#### Available records
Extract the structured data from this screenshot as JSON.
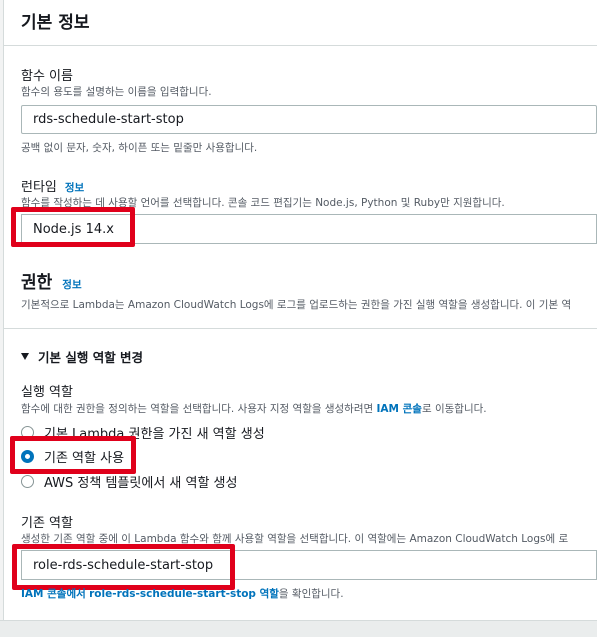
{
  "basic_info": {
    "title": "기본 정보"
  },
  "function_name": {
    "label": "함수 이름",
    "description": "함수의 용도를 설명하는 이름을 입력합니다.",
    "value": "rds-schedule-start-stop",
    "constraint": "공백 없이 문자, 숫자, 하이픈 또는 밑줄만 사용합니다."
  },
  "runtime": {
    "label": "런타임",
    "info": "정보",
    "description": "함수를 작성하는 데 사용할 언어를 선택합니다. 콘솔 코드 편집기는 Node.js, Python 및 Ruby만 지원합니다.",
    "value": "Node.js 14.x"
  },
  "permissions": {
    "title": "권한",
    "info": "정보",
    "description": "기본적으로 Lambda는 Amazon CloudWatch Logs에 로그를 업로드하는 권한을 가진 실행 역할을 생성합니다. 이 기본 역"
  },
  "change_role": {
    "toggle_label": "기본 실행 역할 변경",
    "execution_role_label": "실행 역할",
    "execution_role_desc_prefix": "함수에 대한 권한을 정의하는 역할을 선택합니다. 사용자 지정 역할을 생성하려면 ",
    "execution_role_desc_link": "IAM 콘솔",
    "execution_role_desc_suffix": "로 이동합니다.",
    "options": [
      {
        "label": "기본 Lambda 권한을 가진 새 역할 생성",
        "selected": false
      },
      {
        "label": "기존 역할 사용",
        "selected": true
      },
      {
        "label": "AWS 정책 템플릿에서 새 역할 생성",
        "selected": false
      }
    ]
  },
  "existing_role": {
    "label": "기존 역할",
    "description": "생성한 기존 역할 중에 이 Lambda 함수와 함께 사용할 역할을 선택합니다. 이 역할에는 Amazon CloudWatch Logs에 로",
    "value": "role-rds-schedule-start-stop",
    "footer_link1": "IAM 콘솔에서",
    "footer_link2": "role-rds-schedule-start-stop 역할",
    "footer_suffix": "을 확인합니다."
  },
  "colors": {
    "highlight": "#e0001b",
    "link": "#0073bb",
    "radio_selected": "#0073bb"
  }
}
########
■ **What the exercise asks**: Quote the preceding listing precisely and completely, omitting its images.

■ **Full solution**:
Extract the structured data from this screenshot as JSON.
{
  "basic_info": {
    "title": "기본 정보"
  },
  "function_name": {
    "label": "함수 이름",
    "description": "함수의 용도를 설명하는 이름을 입력합니다.",
    "value": "rds-schedule-start-stop",
    "constraint": "공백 없이 문자, 숫자, 하이픈 또는 밑줄만 사용합니다."
  },
  "runtime": {
    "label": "런타임",
    "info": "정보",
    "description": "함수를 작성하는 데 사용할 언어를 선택합니다. 콘솔 코드 편집기는 Node.js, Python 및 Ruby만 지원합니다.",
    "value": "Node.js 14.x"
  },
  "permissions": {
    "title": "권한",
    "info": "정보",
    "description": "기본적으로 Lambda는 Amazon CloudWatch Logs에 로그를 업로드하는 권한을 가진 실행 역할을 생성합니다. 이 기본 역"
  },
  "change_role": {
    "toggle_label": "기본 실행 역할 변경",
    "execution_role_label": "실행 역할",
    "execution_role_desc_prefix": "함수에 대한 권한을 정의하는 역할을 선택합니다. 사용자 지정 역할을 생성하려면 ",
    "execution_role_desc_link": "IAM 콘솔",
    "execution_role_desc_suffix": "로 이동합니다.",
    "options": [
      {
        "label": "기본 Lambda 권한을 가진 새 역할 생성",
        "selected": false
      },
      {
        "label": "기존 역할 사용",
        "selected": true
      },
      {
        "label": "AWS 정책 템플릿에서 새 역할 생성",
        "selected": false
      }
    ]
  },
  "existing_role": {
    "label": "기존 역할",
    "description": "생성한 기존 역할 중에 이 Lambda 함수와 함께 사용할 역할을 선택합니다. 이 역할에는 Amazon CloudWatch Logs에 로",
    "value": "role-rds-schedule-start-stop",
    "footer_link1": "IAM 콘솔에서",
    "footer_link2": "role-rds-schedule-start-stop 역할",
    "footer_suffix": "을 확인합니다."
  },
  "colors": {
    "highlight": "#e0001b",
    "link": "#0073bb",
    "radio_selected": "#0073bb"
  }
}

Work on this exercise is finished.